== DATA IN THIS EXERCISE

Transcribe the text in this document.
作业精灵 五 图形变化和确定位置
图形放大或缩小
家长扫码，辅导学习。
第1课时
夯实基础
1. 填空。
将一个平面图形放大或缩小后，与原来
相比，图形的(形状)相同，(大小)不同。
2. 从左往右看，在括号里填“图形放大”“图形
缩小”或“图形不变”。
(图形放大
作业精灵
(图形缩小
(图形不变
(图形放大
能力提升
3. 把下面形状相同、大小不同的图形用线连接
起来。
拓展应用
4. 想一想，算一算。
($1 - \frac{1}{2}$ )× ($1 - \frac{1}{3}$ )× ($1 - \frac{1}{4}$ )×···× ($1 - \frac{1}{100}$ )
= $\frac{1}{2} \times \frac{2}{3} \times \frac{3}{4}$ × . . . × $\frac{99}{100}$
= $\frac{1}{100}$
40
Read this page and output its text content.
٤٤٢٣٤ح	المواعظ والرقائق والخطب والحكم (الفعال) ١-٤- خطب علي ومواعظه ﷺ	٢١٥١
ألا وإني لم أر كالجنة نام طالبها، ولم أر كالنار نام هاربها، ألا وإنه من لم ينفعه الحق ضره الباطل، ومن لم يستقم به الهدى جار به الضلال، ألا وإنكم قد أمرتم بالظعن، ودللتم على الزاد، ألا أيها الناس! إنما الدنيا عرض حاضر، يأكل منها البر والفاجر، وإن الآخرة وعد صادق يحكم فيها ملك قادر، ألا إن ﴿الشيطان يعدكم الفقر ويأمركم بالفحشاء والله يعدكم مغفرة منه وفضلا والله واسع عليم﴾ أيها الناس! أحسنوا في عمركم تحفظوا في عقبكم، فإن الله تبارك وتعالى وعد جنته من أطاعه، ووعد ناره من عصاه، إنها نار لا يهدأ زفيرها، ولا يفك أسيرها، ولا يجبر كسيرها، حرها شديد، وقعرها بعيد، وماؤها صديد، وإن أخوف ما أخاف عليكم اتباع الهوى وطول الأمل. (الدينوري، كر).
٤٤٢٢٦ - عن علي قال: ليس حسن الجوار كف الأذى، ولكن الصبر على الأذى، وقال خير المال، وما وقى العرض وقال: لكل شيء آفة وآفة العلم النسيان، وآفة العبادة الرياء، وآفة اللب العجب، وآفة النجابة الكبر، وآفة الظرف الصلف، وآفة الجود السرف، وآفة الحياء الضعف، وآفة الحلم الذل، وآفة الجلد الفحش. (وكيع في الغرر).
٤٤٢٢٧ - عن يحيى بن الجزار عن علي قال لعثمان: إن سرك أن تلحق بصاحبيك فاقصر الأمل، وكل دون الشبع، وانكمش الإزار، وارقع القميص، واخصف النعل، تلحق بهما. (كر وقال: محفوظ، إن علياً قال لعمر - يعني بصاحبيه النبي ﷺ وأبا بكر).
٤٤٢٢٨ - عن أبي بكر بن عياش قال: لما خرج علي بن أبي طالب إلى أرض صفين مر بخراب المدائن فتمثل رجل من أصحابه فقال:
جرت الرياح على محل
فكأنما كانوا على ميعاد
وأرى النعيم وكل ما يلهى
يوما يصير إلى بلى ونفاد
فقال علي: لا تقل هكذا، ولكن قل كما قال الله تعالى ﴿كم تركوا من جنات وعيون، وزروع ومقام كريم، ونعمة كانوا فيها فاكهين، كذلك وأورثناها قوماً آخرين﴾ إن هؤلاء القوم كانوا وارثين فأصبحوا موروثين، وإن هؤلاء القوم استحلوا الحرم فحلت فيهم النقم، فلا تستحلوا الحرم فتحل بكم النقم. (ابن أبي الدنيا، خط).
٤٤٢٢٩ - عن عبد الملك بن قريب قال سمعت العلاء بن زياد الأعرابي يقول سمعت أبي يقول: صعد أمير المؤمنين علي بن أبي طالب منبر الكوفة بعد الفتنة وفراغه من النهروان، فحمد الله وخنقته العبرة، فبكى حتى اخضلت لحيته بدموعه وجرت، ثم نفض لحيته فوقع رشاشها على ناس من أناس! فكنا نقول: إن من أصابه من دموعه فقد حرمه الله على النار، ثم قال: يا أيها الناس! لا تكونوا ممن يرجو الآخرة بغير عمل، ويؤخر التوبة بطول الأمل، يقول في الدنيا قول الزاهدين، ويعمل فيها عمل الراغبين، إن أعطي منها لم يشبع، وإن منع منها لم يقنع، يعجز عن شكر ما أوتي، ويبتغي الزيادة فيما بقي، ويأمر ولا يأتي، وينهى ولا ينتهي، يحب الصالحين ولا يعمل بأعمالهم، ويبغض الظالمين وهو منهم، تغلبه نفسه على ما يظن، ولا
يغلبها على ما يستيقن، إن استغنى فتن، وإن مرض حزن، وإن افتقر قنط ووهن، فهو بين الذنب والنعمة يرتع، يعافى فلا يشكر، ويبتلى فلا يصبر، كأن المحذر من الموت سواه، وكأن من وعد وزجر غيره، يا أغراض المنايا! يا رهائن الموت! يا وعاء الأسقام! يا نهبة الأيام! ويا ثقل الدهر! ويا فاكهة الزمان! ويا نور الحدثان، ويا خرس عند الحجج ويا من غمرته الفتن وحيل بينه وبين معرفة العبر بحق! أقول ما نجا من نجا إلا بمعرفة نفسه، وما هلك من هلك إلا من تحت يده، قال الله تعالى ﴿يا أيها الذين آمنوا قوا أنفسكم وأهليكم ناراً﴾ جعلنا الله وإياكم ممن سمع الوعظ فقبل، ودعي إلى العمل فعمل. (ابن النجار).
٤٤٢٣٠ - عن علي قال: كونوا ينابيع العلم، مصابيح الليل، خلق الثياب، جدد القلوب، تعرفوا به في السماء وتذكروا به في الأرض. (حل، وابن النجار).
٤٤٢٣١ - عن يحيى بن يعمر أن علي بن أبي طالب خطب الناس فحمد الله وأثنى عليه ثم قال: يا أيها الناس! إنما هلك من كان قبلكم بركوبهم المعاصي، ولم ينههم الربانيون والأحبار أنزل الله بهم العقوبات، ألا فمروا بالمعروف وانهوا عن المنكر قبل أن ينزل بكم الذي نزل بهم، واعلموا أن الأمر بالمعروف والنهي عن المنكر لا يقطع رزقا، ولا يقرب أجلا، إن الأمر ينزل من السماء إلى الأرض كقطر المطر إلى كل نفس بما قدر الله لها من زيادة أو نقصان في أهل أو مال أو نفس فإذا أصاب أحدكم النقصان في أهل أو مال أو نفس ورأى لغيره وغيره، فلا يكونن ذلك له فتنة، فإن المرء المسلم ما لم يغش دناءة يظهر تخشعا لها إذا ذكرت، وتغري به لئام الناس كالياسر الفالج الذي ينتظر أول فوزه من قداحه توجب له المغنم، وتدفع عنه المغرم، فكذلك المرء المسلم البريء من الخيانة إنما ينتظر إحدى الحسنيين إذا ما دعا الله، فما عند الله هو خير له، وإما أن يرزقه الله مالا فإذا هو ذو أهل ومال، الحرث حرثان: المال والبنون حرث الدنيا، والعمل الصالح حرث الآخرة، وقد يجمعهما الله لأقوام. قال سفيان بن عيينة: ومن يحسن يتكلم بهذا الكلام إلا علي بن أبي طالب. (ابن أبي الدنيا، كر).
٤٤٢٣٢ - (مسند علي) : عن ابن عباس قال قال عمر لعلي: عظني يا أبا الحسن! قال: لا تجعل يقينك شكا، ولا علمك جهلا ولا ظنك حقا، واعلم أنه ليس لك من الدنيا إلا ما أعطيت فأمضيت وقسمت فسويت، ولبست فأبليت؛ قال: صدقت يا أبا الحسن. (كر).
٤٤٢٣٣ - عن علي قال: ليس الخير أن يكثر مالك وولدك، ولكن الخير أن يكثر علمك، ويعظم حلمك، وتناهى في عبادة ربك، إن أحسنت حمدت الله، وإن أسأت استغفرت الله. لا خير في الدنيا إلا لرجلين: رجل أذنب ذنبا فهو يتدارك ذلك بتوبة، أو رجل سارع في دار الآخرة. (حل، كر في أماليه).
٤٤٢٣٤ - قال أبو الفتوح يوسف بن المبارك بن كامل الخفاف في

====

• **STATED GOAL**
Where a line holds "frac", copy it out.

• **FINISHED EXERCISE**
($1 - \frac{1}{2}$ )× ($1 - \frac{1}{3}$ )× ($1 - \frac{1}{4}$ )×···× ($1 - \frac{1}{100}$ )
= $\frac{1}{2} \times \frac{2}{3} \times \frac{3}{4}$ × . . . × $\frac{99}{100}$
= $\frac{1}{100}$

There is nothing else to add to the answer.